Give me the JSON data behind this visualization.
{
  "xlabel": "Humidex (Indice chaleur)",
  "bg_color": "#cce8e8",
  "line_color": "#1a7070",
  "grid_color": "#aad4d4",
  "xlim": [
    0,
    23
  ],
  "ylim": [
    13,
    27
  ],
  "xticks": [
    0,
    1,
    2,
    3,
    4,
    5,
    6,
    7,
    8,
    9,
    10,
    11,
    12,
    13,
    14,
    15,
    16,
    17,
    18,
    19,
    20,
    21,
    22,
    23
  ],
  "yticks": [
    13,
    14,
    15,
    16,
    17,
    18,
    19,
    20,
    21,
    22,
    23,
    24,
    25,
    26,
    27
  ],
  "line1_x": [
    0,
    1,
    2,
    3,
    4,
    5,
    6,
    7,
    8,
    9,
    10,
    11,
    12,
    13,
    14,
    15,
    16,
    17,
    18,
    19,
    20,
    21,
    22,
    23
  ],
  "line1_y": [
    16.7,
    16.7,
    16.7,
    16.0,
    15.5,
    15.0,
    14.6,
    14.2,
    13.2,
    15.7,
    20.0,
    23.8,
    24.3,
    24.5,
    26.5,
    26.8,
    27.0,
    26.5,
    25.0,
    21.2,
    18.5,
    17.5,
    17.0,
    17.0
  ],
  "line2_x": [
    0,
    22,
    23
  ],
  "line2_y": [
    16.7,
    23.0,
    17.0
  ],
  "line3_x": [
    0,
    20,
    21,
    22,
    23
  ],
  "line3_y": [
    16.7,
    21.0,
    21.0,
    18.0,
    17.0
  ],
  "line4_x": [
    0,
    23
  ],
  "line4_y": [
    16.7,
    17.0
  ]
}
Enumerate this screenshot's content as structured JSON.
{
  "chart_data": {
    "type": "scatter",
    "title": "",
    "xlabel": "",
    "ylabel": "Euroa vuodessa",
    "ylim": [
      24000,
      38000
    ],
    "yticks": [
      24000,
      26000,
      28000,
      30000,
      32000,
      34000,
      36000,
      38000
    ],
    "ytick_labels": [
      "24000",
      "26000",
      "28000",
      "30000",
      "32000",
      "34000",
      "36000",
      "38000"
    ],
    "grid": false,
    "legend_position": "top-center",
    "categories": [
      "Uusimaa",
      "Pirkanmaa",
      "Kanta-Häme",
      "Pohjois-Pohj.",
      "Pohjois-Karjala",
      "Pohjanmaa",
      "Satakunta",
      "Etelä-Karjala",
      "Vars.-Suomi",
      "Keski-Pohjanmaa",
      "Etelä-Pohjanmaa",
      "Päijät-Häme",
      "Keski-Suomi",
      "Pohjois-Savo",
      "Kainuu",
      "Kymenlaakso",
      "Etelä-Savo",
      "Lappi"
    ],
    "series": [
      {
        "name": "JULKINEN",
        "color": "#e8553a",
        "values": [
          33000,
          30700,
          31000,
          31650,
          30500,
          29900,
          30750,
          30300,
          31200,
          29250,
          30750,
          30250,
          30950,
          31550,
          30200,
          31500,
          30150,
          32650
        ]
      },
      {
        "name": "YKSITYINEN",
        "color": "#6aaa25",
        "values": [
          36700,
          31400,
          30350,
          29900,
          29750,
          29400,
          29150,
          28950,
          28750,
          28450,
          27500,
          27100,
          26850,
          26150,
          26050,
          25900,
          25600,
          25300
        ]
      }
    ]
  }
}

* [Brief] Find every line in the records above that holds the word "xlabel", and copy each one.

* [Complete output]
  "xlabel": "Humidex (Indice chaleur)",
    "xlabel": "",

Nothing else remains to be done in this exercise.